### Set problem
Without the pictures, can you quote each line below exactly?

### Records shown
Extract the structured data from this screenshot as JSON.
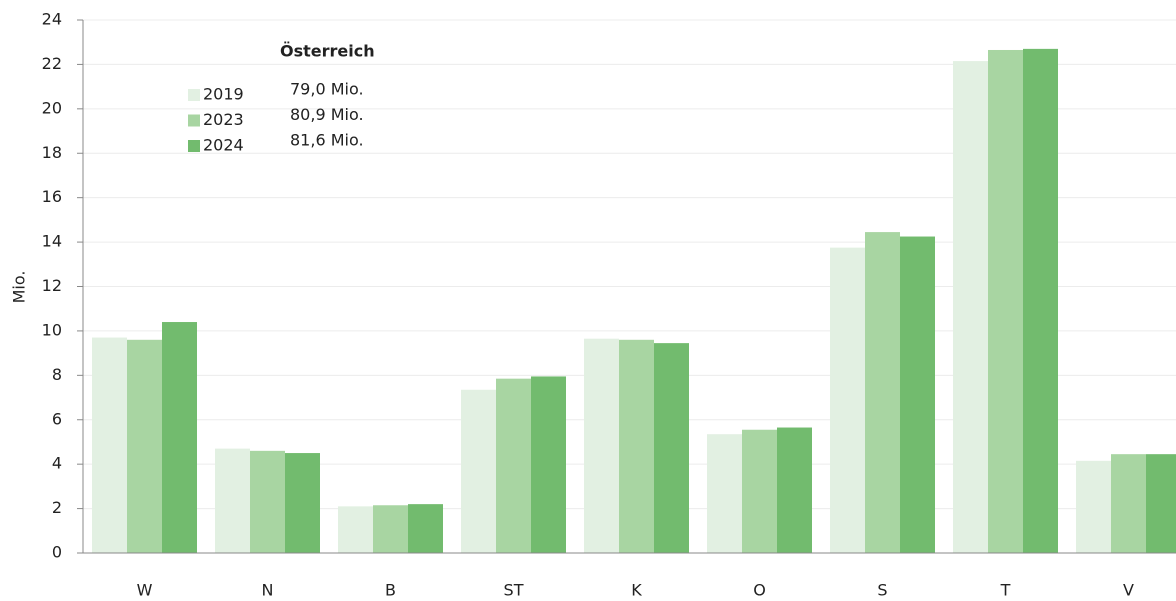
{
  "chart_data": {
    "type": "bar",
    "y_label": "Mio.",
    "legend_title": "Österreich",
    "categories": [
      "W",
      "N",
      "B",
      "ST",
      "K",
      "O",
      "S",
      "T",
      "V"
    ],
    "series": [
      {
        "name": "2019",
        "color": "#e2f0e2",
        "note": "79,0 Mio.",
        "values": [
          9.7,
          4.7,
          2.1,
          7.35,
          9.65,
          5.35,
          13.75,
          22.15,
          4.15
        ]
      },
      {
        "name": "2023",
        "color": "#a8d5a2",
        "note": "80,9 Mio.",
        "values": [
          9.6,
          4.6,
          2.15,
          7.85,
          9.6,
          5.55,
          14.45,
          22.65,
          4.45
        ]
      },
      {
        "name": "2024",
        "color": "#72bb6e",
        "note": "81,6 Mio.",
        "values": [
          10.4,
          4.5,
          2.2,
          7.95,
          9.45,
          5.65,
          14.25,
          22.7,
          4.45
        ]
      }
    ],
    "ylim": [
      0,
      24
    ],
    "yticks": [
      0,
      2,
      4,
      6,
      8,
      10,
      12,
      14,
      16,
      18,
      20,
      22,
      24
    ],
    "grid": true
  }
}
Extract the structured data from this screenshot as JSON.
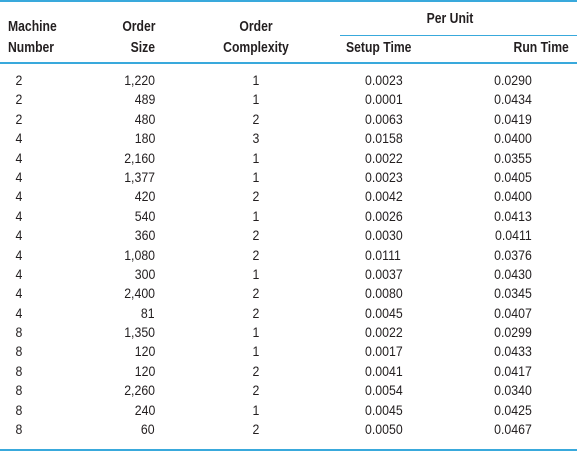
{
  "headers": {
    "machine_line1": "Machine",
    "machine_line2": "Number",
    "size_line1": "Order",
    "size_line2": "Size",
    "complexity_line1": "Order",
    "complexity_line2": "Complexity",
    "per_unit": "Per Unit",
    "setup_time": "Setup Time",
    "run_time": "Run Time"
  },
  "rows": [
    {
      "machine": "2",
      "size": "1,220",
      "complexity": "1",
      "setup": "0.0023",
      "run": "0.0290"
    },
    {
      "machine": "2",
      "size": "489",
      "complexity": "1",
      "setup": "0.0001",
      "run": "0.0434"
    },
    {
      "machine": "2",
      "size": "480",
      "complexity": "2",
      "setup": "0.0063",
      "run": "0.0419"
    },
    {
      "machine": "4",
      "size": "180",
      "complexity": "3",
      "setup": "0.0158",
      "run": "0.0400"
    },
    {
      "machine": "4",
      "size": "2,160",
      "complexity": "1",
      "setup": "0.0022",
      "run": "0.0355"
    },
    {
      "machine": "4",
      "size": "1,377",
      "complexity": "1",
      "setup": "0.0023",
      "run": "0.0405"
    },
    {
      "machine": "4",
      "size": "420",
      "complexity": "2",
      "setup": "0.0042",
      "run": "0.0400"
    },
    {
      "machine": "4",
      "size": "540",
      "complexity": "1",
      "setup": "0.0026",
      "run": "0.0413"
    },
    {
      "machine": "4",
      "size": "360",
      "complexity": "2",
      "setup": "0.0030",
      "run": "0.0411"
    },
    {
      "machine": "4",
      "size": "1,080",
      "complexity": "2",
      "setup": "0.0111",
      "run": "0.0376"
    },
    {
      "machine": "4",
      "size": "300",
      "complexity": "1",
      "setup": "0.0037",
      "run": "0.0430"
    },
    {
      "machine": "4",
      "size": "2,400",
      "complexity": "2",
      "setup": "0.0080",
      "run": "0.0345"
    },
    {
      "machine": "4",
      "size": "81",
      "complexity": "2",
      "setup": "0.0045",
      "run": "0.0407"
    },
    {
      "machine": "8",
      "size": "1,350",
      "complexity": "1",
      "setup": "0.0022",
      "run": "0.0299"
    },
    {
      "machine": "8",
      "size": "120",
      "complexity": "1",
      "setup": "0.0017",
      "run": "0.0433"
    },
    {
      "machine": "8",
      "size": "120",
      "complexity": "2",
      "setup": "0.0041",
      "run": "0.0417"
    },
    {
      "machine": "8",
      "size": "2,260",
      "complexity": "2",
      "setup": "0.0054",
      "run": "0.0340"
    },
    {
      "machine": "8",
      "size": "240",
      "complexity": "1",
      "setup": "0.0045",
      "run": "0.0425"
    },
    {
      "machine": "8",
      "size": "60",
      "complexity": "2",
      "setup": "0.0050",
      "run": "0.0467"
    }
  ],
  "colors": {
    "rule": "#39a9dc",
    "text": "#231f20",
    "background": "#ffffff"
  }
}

### Response to this exercise
Extract the structured data from this screenshot as JSON.
{
  "chart_data": {
    "type": "bar",
    "y_label": "Mio.",
    "legend_title": "Österreich",
    "categories": [
      "W",
      "N",
      "B",
      "ST",
      "K",
      "O",
      "S",
      "T",
      "V"
    ],
    "series": [
      {
        "name": "2019",
        "color": "#e2f0e2",
        "note": "79,0 Mio.",
        "values": [
          9.7,
          4.7,
          2.1,
          7.35,
          9.65,
          5.35,
          13.75,
          22.15,
          4.15
        ]
      },
      {
        "name": "2023",
        "color": "#a8d5a2",
        "note": "80,9 Mio.",
        "values": [
          9.6,
          4.6,
          2.15,
          7.85,
          9.6,
          5.55,
          14.45,
          22.65,
          4.45
        ]
      },
      {
        "name": "2024",
        "color": "#72bb6e",
        "note": "81,6 Mio.",
        "values": [
          10.4,
          4.5,
          2.2,
          7.95,
          9.45,
          5.65,
          14.25,
          22.7,
          4.45
        ]
      }
    ],
    "ylim": [
      0,
      24
    ],
    "yticks": [
      0,
      2,
      4,
      6,
      8,
      10,
      12,
      14,
      16,
      18,
      20,
      22,
      24
    ],
    "grid": true
  }
}
Extract the structured data from this screenshot as JSON.
{
  "headers": {
    "machine_line1": "Machine",
    "machine_line2": "Number",
    "size_line1": "Order",
    "size_line2": "Size",
    "complexity_line1": "Order",
    "complexity_line2": "Complexity",
    "per_unit": "Per Unit",
    "setup_time": "Setup Time",
    "run_time": "Run Time"
  },
  "rows": [
    {
      "machine": "2",
      "size": "1,220",
      "complexity": "1",
      "setup": "0.0023",
      "run": "0.0290"
    },
    {
      "machine": "2",
      "size": "489",
      "complexity": "1",
      "setup": "0.0001",
      "run": "0.0434"
    },
    {
      "machine": "2",
      "size": "480",
      "complexity": "2",
      "setup": "0.0063",
      "run": "0.0419"
    },
    {
      "machine": "4",
      "size": "180",
      "complexity": "3",
      "setup": "0.0158",
      "run": "0.0400"
    },
    {
      "machine": "4",
      "size": "2,160",
      "complexity": "1",
      "setup": "0.0022",
      "run": "0.0355"
    },
    {
      "machine": "4",
      "size": "1,377",
      "complexity": "1",
      "setup": "0.0023",
      "run": "0.0405"
    },
    {
      "machine": "4",
      "size": "420",
      "complexity": "2",
      "setup": "0.0042",
      "run": "0.0400"
    },
    {
      "machine": "4",
      "size": "540",
      "complexity": "1",
      "setup": "0.0026",
      "run": "0.0413"
    },
    {
      "machine": "4",
      "size": "360",
      "complexity": "2",
      "setup": "0.0030",
      "run": "0.0411"
    },
    {
      "machine": "4",
      "size": "1,080",
      "complexity": "2",
      "setup": "0.0111",
      "run": "0.0376"
    },
    {
      "machine": "4",
      "size": "300",
      "complexity": "1",
      "setup": "0.0037",
      "run": "0.0430"
    },
    {
      "machine": "4",
      "size": "2,400",
      "complexity": "2",
      "setup": "0.0080",
      "run": "0.0345"
    },
    {
      "machine": "4",
      "size": "81",
      "complexity": "2",
      "setup": "0.0045",
      "run": "0.0407"
    },
    {
      "machine": "8",
      "size": "1,350",
      "complexity": "1",
      "setup": "0.0022",
      "run": "0.0299"
    },
    {
      "machine": "8",
      "size": "120",
      "complexity": "1",
      "setup": "0.0017",
      "run": "0.0433"
    },
    {
      "machine": "8",
      "size": "120",
      "complexity": "2",
      "setup": "0.0041",
      "run": "0.0417"
    },
    {
      "machine": "8",
      "size": "2,260",
      "complexity": "2",
      "setup": "0.0054",
      "run": "0.0340"
    },
    {
      "machine": "8",
      "size": "240",
      "complexity": "1",
      "setup": "0.0045",
      "run": "0.0425"
    },
    {
      "machine": "8",
      "size": "60",
      "complexity": "2",
      "setup": "0.0050",
      "run": "0.0467"
    }
  ],
  "colors": {
    "rule": "#39a9dc",
    "text": "#231f20",
    "background": "#ffffff"
  }
}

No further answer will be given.